>>>

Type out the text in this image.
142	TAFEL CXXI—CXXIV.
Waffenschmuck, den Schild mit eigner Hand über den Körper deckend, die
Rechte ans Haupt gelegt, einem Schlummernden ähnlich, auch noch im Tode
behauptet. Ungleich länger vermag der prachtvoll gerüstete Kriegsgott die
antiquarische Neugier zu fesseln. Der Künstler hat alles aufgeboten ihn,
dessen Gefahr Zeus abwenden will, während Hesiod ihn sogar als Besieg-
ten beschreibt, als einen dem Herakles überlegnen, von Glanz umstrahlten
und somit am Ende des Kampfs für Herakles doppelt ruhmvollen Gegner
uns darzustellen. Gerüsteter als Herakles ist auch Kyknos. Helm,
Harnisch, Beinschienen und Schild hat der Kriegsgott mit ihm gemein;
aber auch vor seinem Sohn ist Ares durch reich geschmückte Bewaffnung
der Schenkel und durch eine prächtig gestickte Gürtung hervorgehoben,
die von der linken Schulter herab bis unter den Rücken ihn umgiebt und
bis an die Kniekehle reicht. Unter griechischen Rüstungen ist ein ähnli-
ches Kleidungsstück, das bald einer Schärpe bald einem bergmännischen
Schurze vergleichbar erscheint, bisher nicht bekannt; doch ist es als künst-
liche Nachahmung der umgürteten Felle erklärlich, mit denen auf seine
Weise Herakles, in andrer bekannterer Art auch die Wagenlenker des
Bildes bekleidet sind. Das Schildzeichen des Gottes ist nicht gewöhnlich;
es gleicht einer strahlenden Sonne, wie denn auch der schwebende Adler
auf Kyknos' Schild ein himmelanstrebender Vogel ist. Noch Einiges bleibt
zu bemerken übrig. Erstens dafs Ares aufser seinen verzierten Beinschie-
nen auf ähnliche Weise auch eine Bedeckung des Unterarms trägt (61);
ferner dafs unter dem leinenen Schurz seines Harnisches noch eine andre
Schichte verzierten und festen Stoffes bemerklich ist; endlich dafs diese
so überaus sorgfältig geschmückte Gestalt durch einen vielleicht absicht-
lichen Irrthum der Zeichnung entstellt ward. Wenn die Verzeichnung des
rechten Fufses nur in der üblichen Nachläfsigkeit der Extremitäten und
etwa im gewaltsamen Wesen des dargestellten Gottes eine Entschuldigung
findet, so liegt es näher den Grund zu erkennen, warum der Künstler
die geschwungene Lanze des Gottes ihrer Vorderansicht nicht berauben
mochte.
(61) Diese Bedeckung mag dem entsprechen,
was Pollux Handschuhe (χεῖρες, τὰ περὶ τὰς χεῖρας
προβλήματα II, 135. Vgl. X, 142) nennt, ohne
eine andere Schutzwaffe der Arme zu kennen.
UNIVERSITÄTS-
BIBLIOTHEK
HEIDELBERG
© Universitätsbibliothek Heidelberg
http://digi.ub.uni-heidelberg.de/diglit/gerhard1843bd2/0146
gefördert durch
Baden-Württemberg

<<<

What is expected » In the records above, find the lines containing "Bedeckung" and copy them.

Final result »
nen auf ähnliche Weise auch eine Bedeckung des Unterarms trägt (61);
(61) Diese Bedeckung mag dem entsprechen,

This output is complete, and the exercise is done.